Text passage =
Start of Block

After I asked my creative nonfiction students to post what they would like to cover in the class over the remaining weeks, nearly 2/3rds of them posted, “How to come up with ideas.”
I was surprised because they've been coming up with interesting ideas all term. But I realized that they feel like it’s a struggle. They’re not sure how to go about it. It’s a common problem among writers who are starting out.
I told them that ideas don’t have to come from dramatic, unusual, or life-changing events. Most come from everyday life. From just being in the world doing what you usually do. That ideas lie around every corner. Every encounter, every thought, has the potential to grow into a story. I said that when you’ve been writing for awhile, you start seeing ideas everywhere, all the time. That at some point you have so many ideas you want to clap your hands over your ears and shout “Stop!” I don’t think they believed me.
To show them this, I wrote down several ideas that came to me yesterday—a single, very ordinary day. Here’s what I wrote:
In the morning, I got a vaccination for shingles. I’d been advised by my doctor to get one, but that wasn’t the real reason I was doing it. I got one because I remember my mother having shingles, how utterly miserable she was with it. And not just miserable, but mean.
I thought about how 90% of the time my mom was the sweetest, most generous person on Earth, but when she was stressed about something, she made a 180-degree turn and became downright cruel, and how unkind she was to me when she had shingles.
My usually sweet mother’s startling tendency to turn on me when she was upset.
How we can think we’re making a decision—even one about our health—from a place of reason and common sense, but we’re really making it because our mother hurt our feelings 25 years ago.

End of Block

Data listing =

Start of Block

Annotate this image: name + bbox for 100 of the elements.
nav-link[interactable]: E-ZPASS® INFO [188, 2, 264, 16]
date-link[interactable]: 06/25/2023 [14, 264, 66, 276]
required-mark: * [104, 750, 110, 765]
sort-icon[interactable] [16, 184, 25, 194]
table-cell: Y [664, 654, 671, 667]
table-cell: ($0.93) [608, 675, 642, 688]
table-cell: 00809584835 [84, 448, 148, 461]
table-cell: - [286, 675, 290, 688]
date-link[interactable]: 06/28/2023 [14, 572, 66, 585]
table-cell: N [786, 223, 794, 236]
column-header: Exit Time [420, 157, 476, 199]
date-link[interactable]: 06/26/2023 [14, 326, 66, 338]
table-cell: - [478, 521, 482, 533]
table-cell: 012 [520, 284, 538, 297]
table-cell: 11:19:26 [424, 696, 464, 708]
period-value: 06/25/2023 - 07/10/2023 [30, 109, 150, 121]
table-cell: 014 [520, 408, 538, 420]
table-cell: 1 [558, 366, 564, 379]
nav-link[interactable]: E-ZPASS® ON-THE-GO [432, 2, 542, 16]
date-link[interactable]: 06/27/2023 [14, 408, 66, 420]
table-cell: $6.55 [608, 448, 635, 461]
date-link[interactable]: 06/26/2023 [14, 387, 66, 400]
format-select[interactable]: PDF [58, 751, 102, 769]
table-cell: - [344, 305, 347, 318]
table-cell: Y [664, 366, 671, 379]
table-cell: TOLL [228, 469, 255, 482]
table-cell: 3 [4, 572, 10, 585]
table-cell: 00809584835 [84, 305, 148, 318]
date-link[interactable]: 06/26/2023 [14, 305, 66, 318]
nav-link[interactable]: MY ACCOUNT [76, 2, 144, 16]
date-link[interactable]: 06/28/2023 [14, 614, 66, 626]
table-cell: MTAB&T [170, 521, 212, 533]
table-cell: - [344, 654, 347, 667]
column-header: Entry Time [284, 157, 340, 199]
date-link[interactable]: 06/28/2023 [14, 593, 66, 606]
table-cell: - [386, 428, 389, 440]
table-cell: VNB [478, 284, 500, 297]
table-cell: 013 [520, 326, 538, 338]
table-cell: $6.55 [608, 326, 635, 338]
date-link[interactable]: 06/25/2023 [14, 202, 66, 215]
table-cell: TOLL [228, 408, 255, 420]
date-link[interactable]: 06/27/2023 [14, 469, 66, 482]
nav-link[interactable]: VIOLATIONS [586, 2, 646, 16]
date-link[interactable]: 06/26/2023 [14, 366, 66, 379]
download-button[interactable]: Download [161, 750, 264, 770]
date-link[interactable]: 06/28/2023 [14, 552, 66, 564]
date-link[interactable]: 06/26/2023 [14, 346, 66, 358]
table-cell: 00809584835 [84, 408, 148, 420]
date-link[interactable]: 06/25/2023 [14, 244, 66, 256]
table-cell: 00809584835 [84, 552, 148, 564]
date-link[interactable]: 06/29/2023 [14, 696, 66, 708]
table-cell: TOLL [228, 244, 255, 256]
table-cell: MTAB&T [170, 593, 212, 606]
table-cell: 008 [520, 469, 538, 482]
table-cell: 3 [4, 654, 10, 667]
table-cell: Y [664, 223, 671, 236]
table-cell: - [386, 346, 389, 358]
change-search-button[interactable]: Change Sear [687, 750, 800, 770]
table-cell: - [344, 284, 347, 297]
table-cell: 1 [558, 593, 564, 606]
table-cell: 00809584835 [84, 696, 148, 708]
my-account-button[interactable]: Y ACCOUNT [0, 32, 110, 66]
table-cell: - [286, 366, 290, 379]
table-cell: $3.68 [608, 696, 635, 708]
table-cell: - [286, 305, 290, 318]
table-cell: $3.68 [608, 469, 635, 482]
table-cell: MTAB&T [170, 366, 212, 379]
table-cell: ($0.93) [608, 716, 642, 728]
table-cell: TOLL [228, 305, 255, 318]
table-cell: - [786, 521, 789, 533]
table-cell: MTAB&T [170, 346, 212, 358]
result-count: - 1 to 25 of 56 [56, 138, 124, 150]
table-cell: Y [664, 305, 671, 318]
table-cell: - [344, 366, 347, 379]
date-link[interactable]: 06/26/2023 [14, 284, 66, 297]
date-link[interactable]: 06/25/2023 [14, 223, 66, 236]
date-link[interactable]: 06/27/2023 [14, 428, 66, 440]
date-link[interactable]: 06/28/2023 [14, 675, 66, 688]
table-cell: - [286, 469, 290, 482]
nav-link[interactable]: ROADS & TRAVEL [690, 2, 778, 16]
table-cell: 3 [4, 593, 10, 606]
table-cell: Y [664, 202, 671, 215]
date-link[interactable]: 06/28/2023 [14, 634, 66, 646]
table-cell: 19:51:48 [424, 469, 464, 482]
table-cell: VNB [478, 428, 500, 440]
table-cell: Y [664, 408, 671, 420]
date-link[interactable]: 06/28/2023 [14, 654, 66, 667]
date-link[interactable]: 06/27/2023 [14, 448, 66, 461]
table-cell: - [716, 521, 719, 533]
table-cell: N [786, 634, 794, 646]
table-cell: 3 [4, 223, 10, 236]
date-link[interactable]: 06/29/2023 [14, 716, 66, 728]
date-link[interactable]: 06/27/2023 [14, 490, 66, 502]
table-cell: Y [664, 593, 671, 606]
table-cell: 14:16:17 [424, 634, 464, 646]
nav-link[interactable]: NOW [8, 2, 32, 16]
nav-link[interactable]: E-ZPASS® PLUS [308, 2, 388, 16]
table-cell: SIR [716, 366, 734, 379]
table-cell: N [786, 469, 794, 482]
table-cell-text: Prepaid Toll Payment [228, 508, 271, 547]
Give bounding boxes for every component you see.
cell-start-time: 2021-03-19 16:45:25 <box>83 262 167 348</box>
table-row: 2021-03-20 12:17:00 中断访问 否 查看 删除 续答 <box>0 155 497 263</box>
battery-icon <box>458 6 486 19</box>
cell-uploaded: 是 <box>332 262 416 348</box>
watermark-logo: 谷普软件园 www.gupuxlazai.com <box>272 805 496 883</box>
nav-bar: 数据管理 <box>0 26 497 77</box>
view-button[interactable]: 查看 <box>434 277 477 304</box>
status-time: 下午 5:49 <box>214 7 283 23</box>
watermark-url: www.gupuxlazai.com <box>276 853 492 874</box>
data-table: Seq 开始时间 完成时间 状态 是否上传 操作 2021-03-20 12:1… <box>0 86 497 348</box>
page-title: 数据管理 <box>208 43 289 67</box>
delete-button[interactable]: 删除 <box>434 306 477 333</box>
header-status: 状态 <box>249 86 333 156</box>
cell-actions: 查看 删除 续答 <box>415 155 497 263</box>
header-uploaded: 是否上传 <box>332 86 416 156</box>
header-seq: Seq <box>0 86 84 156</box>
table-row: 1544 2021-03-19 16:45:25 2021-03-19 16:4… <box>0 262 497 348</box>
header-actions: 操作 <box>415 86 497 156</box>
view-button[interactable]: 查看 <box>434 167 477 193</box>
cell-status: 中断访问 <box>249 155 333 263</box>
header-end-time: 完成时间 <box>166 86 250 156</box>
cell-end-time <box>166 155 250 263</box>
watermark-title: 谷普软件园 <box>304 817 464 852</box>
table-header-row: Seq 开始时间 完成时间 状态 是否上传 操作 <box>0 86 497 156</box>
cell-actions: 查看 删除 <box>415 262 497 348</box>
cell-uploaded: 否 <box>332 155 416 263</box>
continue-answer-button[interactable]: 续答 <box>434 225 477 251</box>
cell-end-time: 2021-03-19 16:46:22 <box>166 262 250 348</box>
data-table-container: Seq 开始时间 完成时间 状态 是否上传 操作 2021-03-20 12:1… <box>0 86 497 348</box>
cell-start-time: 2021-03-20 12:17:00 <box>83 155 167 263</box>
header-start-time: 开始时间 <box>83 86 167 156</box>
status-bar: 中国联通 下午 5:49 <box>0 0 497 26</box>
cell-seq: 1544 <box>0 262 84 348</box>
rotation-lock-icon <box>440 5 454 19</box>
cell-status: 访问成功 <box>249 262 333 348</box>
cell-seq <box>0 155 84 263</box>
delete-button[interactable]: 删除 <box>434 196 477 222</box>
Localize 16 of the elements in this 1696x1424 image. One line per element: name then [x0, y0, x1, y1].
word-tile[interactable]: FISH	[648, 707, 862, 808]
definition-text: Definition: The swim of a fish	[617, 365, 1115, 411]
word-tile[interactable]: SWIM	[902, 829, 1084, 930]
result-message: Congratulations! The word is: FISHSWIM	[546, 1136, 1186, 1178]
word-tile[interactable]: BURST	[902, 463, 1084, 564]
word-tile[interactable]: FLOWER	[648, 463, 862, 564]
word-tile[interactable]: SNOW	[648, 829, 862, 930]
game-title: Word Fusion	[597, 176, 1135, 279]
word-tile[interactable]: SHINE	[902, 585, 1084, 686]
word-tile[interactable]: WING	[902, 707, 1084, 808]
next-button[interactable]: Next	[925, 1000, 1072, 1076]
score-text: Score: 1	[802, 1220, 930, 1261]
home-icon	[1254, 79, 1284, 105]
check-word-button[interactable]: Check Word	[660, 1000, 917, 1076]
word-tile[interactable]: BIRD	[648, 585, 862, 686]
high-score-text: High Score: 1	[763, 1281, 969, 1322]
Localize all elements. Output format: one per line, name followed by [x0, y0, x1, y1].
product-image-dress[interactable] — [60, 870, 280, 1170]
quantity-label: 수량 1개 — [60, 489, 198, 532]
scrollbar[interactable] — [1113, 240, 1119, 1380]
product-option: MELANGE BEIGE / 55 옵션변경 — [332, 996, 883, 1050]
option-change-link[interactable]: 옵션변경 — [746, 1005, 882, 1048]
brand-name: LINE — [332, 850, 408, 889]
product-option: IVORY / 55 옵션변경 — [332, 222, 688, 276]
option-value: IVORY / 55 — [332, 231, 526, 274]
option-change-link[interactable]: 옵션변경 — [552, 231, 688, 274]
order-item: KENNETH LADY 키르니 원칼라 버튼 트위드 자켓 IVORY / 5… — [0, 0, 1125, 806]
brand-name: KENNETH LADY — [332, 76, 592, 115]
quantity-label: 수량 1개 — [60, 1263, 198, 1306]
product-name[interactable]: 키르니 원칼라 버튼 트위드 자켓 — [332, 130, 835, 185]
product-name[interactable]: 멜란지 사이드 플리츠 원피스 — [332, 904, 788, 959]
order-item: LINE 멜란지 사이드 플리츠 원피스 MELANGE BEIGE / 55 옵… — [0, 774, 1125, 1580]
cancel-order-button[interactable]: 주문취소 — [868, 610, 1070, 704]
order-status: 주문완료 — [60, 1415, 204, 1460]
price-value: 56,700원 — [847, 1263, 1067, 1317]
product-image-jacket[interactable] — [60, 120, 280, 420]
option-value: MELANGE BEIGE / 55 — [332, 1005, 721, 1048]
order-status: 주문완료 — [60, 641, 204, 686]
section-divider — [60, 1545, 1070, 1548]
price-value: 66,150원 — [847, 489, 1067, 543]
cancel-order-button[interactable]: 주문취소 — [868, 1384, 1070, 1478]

End of Block

Aim of the task = Reproduce the essay above about where writing ideas come from, word for word and in full.

Solution to this problem =
After I asked my creative nonfiction students to post what they would like to cover in the class over the remaining weeks, nearly 2/3rds of them posted, “How to come up with ideas.”
I was surprised because they've been coming up with interesting ideas all term. But I realized that they feel like it’s a struggle. They’re not sure how to go about it. It’s a common problem among writers who are starting out.
I told them that ideas don’t have to come from dramatic, unusual, or life-changing events. Most come from everyday life. From just being in the world doing what you usually do. That ideas lie around every corner. Every encounter, every thought, has the potential to grow into a story. I said that when you’ve been writing for awhile, you start seeing ideas everywhere, all the time. That at some point you have so many ideas you want to clap your hands over your ears and shout “Stop!” I don’t think they believed me.
To show them this, I wrote down several ideas that came to me yesterday—a single, very ordinary day. Here’s what I wrote:
In the morning, I got a vaccination for shingles. I’d been advised by my doctor to get one, but that wasn’t the real reason I was doing it. I got one because I remember my mother having shingles, how utterly miserable she was with it. And not just miserable, but mean.
I thought about how 90% of the time my mom was the sweetest, most generous person on Earth, but when she was stressed about something, she made a 180-degree turn and became downright cruel, and how unkind she was to me when she had shingles.
My usually sweet mother’s startling tendency to turn on me when she was upset.
How we can think we’re making a decision—even one about our health—from a place of reason and common sense, but we’re really making it because our mother hurt our feelings 25 years ago.